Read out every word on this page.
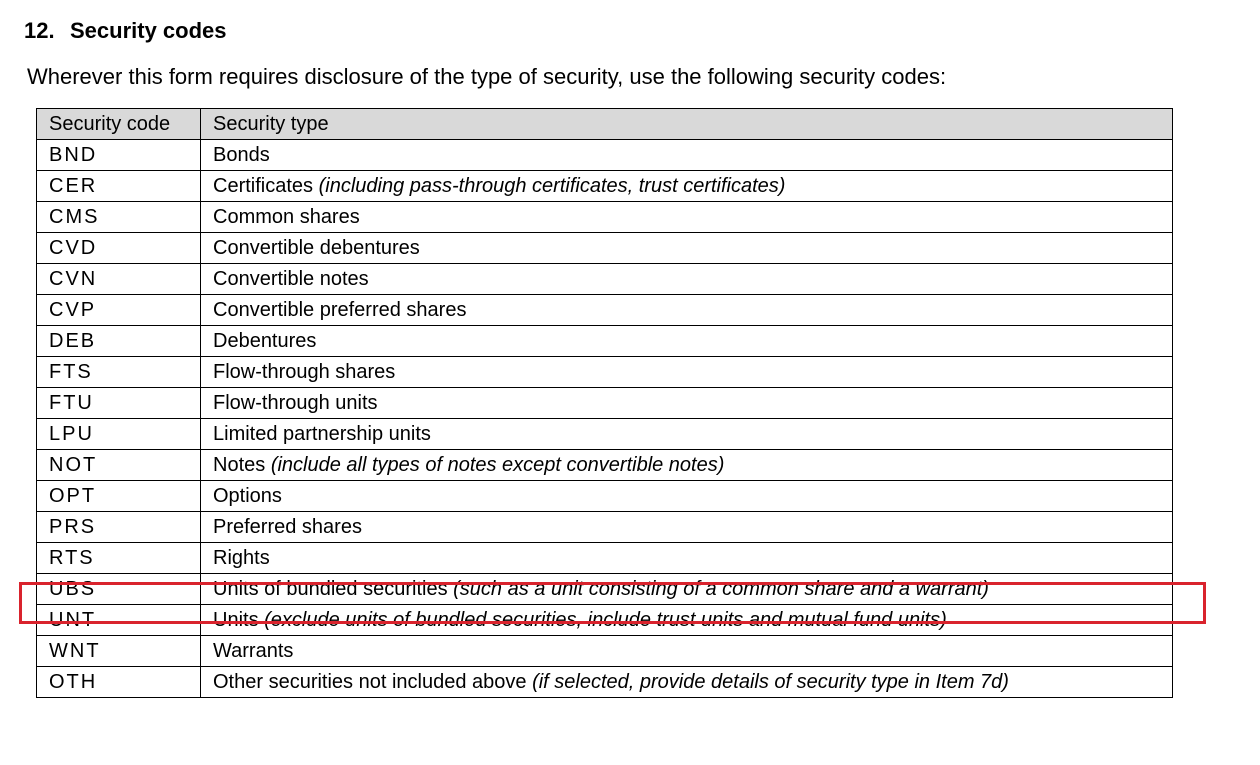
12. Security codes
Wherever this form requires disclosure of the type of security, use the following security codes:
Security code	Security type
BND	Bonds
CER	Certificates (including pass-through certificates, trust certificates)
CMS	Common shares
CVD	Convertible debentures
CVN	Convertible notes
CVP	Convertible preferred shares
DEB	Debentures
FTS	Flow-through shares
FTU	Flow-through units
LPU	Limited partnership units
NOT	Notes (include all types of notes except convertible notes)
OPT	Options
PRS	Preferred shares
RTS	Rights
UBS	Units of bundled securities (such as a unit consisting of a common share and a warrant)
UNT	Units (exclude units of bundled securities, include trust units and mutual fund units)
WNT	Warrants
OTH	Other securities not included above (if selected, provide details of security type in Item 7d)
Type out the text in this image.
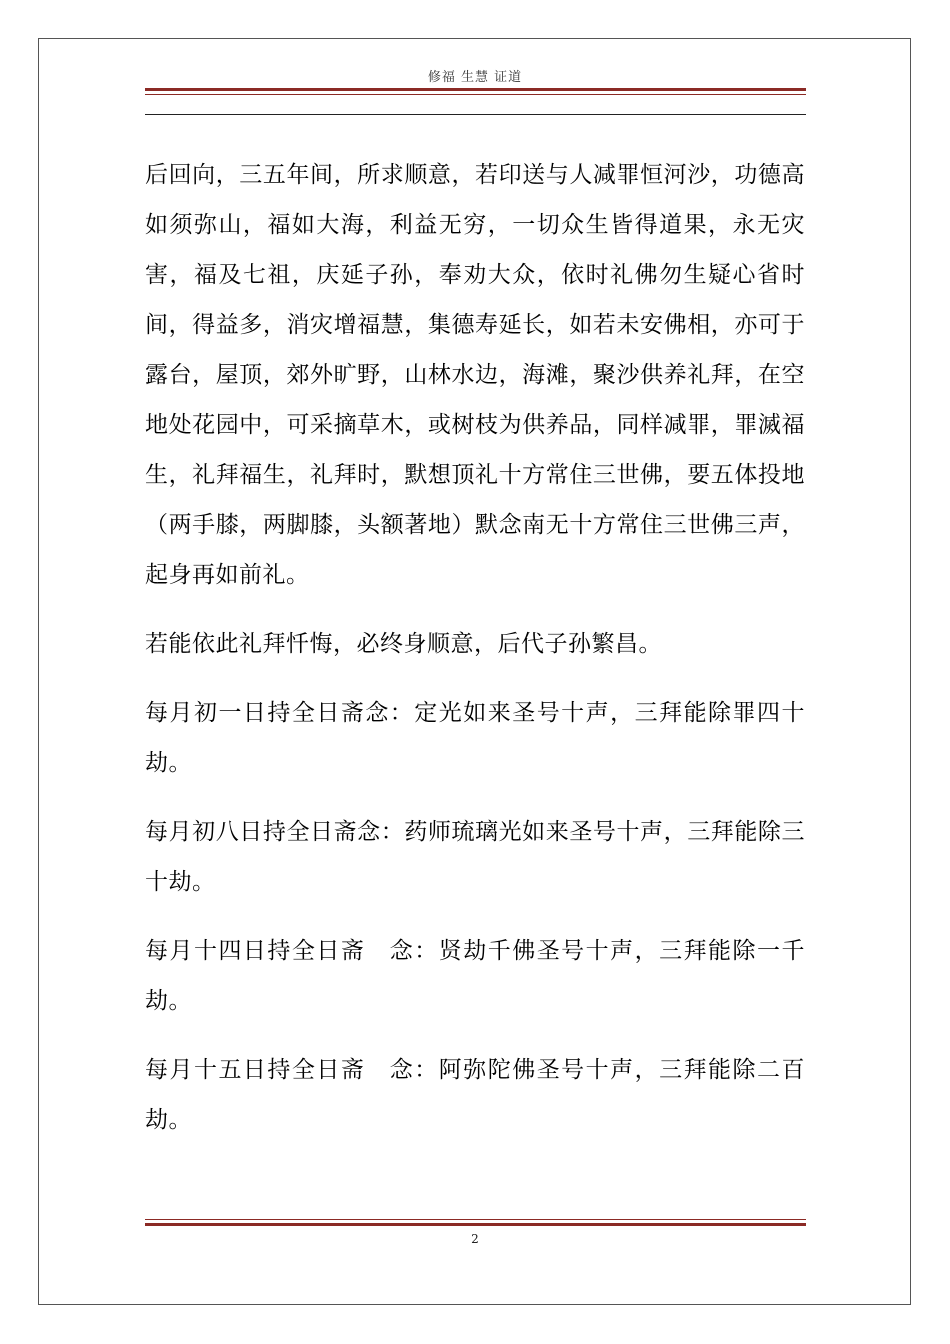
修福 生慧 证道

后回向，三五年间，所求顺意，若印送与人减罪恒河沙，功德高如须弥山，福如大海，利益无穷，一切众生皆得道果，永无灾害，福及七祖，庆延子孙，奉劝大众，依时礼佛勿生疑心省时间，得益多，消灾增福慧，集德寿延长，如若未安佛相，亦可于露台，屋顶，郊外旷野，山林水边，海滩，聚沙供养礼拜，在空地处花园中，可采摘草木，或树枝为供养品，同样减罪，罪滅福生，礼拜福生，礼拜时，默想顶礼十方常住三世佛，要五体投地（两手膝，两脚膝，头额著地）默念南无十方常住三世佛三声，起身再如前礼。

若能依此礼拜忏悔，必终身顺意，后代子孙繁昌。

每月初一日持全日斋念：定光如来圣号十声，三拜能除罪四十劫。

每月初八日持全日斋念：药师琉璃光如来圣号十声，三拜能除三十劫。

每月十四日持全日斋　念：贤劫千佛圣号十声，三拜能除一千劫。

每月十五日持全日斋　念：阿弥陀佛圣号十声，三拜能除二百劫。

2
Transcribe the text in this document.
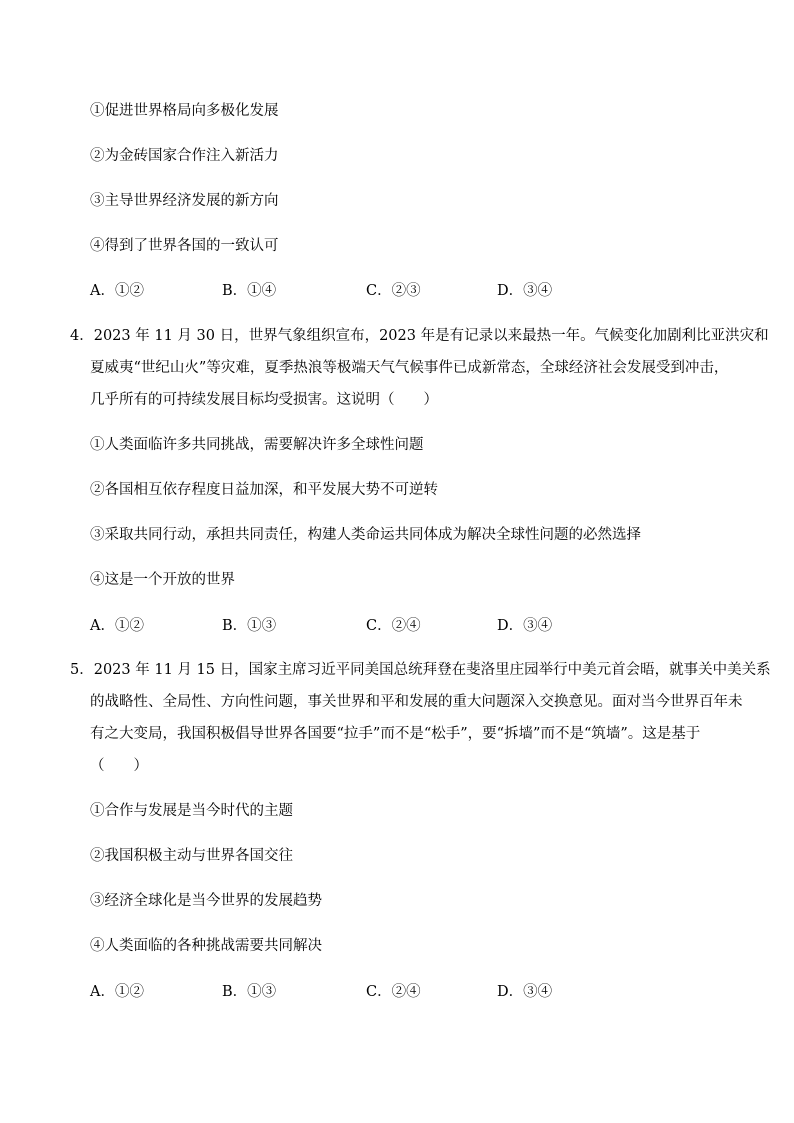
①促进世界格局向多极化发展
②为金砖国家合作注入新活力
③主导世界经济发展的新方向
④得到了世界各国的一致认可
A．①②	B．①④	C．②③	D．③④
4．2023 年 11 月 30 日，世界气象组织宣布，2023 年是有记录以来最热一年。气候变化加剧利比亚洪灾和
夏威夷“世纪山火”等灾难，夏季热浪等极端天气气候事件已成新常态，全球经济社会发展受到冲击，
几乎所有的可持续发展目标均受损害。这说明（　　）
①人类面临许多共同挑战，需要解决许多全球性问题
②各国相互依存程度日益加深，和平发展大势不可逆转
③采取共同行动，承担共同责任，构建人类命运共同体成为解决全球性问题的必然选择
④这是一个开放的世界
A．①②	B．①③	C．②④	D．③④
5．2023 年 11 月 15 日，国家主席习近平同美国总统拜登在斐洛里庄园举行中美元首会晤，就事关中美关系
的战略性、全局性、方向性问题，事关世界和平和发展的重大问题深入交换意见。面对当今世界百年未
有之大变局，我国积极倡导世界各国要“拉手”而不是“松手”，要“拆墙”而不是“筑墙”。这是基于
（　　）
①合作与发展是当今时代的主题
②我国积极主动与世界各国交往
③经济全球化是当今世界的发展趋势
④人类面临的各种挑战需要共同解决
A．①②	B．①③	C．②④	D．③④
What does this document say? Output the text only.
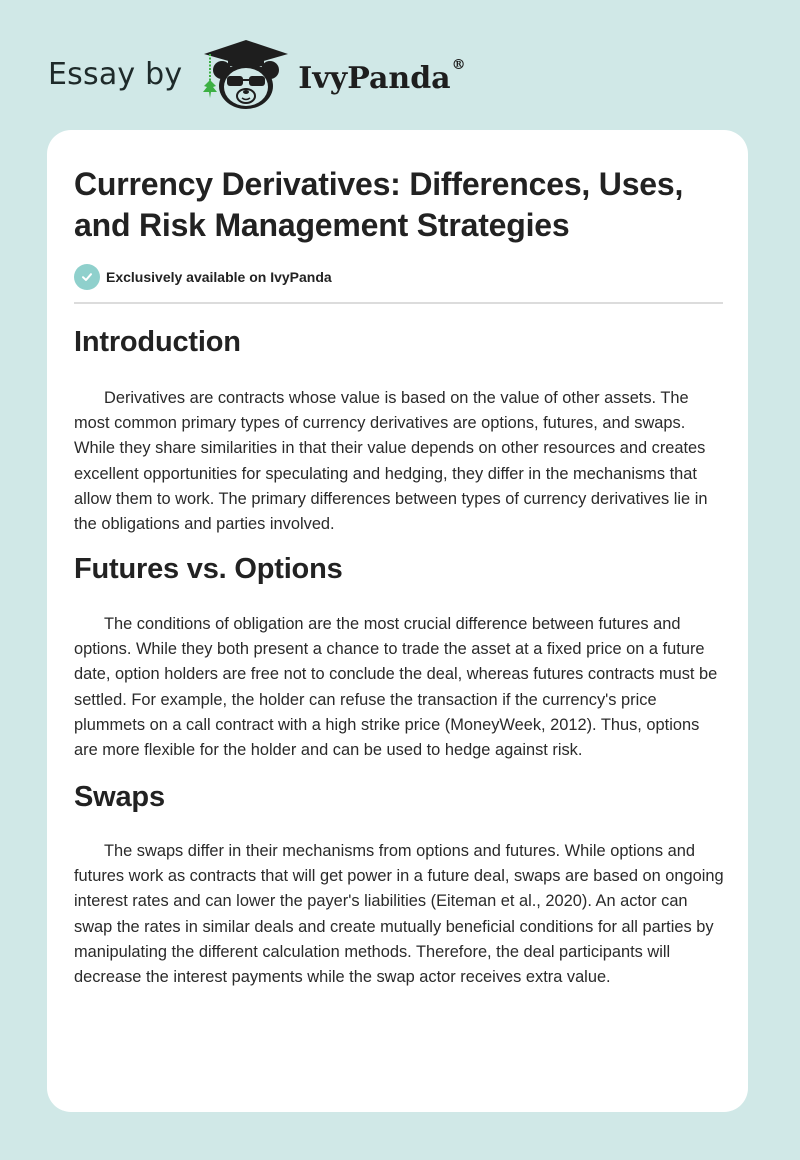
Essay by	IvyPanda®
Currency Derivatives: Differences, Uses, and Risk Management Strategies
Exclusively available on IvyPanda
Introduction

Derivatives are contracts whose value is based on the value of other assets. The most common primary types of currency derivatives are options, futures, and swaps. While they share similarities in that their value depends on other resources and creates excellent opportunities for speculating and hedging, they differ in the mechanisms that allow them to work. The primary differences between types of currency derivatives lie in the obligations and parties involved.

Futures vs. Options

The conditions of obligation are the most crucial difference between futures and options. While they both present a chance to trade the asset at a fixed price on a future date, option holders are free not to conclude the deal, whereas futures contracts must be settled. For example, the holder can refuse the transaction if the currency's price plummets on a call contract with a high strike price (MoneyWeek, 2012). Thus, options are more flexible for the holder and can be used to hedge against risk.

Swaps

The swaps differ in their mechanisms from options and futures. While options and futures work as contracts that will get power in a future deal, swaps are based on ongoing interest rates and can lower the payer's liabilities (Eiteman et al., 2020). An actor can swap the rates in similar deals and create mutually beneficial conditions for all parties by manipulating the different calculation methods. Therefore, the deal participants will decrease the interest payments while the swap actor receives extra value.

• _Short task_:
Take every line from the data that contains the word "IvyPanda".

• _Answer_:
Essay by	IvyPanda®
Exclusively available on IvyPanda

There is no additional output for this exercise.